> [MATERIAL FOR THIS TASK]:
---+---
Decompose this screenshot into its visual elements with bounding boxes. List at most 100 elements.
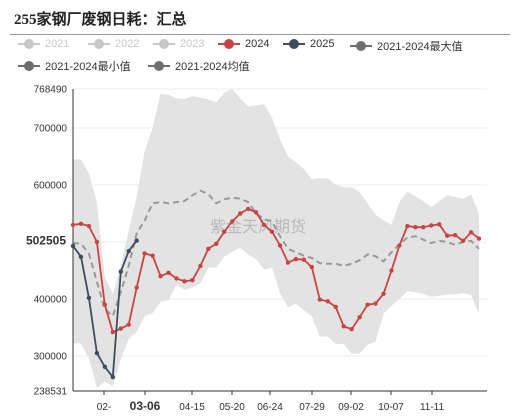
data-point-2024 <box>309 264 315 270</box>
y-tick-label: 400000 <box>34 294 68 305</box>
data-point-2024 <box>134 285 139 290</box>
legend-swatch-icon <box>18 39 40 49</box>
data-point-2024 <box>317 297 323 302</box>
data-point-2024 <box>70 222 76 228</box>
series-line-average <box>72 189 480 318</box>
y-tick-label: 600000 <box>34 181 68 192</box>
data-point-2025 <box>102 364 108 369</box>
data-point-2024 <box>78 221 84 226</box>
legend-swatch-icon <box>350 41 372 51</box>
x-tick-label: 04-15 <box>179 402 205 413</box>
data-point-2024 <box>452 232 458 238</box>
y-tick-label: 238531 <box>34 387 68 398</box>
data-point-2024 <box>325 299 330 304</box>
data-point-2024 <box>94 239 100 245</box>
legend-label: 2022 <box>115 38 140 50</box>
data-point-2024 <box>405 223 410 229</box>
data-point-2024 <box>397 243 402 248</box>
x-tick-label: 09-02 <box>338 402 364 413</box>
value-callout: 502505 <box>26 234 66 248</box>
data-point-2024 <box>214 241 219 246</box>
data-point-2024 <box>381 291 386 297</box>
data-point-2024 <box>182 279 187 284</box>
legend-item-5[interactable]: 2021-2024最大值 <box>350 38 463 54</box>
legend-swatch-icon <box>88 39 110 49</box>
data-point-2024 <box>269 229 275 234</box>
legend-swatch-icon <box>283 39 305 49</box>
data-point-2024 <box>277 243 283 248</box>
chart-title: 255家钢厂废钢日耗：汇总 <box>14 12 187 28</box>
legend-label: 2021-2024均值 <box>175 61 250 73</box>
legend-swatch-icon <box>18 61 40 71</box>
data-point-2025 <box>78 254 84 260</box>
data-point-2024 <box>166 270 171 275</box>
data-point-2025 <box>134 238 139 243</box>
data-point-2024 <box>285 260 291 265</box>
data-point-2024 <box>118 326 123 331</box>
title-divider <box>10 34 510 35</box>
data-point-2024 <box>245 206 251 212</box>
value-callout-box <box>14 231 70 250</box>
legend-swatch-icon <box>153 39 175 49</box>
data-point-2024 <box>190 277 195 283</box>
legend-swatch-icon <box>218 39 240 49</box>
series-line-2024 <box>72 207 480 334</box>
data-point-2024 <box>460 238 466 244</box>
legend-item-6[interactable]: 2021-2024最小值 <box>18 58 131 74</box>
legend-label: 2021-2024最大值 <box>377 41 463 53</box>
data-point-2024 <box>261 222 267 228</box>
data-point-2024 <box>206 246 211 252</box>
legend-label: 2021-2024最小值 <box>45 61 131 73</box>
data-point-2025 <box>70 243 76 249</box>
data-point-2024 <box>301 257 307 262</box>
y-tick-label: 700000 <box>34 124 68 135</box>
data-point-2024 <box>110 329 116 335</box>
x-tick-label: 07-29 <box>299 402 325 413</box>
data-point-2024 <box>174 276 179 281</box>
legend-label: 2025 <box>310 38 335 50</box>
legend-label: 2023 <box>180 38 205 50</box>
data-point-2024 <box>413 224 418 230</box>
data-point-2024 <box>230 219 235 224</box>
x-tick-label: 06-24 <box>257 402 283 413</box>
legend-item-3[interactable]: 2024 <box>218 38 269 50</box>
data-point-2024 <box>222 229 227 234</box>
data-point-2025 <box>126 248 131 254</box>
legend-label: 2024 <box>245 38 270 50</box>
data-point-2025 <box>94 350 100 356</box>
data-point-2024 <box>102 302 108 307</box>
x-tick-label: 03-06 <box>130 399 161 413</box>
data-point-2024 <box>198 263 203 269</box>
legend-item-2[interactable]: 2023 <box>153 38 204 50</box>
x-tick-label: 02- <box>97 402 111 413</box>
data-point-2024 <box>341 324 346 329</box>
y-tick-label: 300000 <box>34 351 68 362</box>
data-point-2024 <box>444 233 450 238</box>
---+---
Rewrite the items above, swapping every occurrence of "legend-swatch-icon" for "legend-color-chip" and leaving everything else untouched. Omit the pictures.

Decompose this screenshot into its visual elements with bounding boxes. List at most 100 elements.
data-point-2024 <box>309 264 315 270</box>
y-tick-label: 400000 <box>34 294 68 305</box>
data-point-2024 <box>134 285 139 290</box>
legend-color-chip <box>18 39 40 49</box>
data-point-2024 <box>317 297 323 302</box>
data-point-2024 <box>70 222 76 228</box>
series-line-average <box>72 189 480 318</box>
y-tick-label: 600000 <box>34 181 68 192</box>
data-point-2025 <box>102 364 108 369</box>
data-point-2024 <box>78 221 84 226</box>
legend-color-chip <box>350 41 372 51</box>
x-tick-label: 04-15 <box>179 402 205 413</box>
data-point-2024 <box>452 232 458 238</box>
y-tick-label: 238531 <box>34 387 68 398</box>
data-point-2024 <box>325 299 330 304</box>
data-point-2024 <box>94 239 100 245</box>
legend-label: 2022 <box>115 38 140 50</box>
data-point-2024 <box>405 223 410 229</box>
data-point-2024 <box>397 243 402 248</box>
x-tick-label: 09-02 <box>338 402 364 413</box>
value-callout: 502505 <box>26 234 66 248</box>
data-point-2024 <box>214 241 219 246</box>
data-point-2024 <box>381 291 386 297</box>
data-point-2024 <box>182 279 187 284</box>
legend-item-5[interactable]: 2021-2024最大值 <box>350 38 463 54</box>
legend-color-chip <box>88 39 110 49</box>
data-point-2024 <box>269 229 275 234</box>
legend-color-chip <box>283 39 305 49</box>
data-point-2024 <box>277 243 283 248</box>
chart-title: 255家钢厂废钢日耗：汇总 <box>14 12 187 28</box>
legend-label: 2021-2024均值 <box>175 61 250 73</box>
legend-color-chip <box>18 61 40 71</box>
data-point-2025 <box>78 254 84 260</box>
data-point-2024 <box>166 270 171 275</box>
data-point-2025 <box>134 238 139 243</box>
data-point-2024 <box>285 260 291 265</box>
data-point-2024 <box>118 326 123 331</box>
title-divider <box>10 34 510 35</box>
data-point-2024 <box>245 206 251 212</box>
value-callout-box <box>14 231 70 250</box>
legend-color-chip <box>153 39 175 49</box>
data-point-2024 <box>190 277 195 283</box>
legend-color-chip <box>218 39 240 49</box>
series-line-2024 <box>72 207 480 334</box>
data-point-2024 <box>460 238 466 244</box>
legend-item-6[interactable]: 2021-2024最小值 <box>18 58 131 74</box>
legend-label: 2021-2024最大值 <box>377 41 463 53</box>
data-point-2024 <box>261 222 267 228</box>
data-point-2024 <box>206 246 211 252</box>
legend-label: 2021-2024最小值 <box>45 61 131 73</box>
data-point-2025 <box>70 243 76 249</box>
data-point-2024 <box>301 257 307 262</box>
y-tick-label: 700000 <box>34 124 68 135</box>
data-point-2024 <box>110 329 116 335</box>
x-tick-label: 07-29 <box>299 402 325 413</box>
data-point-2024 <box>174 276 179 281</box>
legend-label: 2025 <box>310 38 335 50</box>
legend-label: 2023 <box>180 38 205 50</box>
data-point-2024 <box>413 224 418 230</box>
data-point-2024 <box>230 219 235 224</box>
x-tick-label: 06-24 <box>257 402 283 413</box>
legend-item-3[interactable]: 2024 <box>218 38 269 50</box>
data-point-2024 <box>222 229 227 234</box>
data-point-2025 <box>126 248 131 254</box>
legend-label: 2024 <box>245 38 270 50</box>
data-point-2025 <box>94 350 100 356</box>
data-point-2024 <box>102 302 108 307</box>
x-tick-label: 03-06 <box>130 399 161 413</box>
data-point-2024 <box>198 263 203 269</box>
legend-item-2[interactable]: 2023 <box>153 38 204 50</box>
x-tick-label: 02- <box>97 402 111 413</box>
data-point-2024 <box>341 324 346 329</box>
y-tick-label: 300000 <box>34 351 68 362</box>
data-point-2024 <box>444 233 450 238</box>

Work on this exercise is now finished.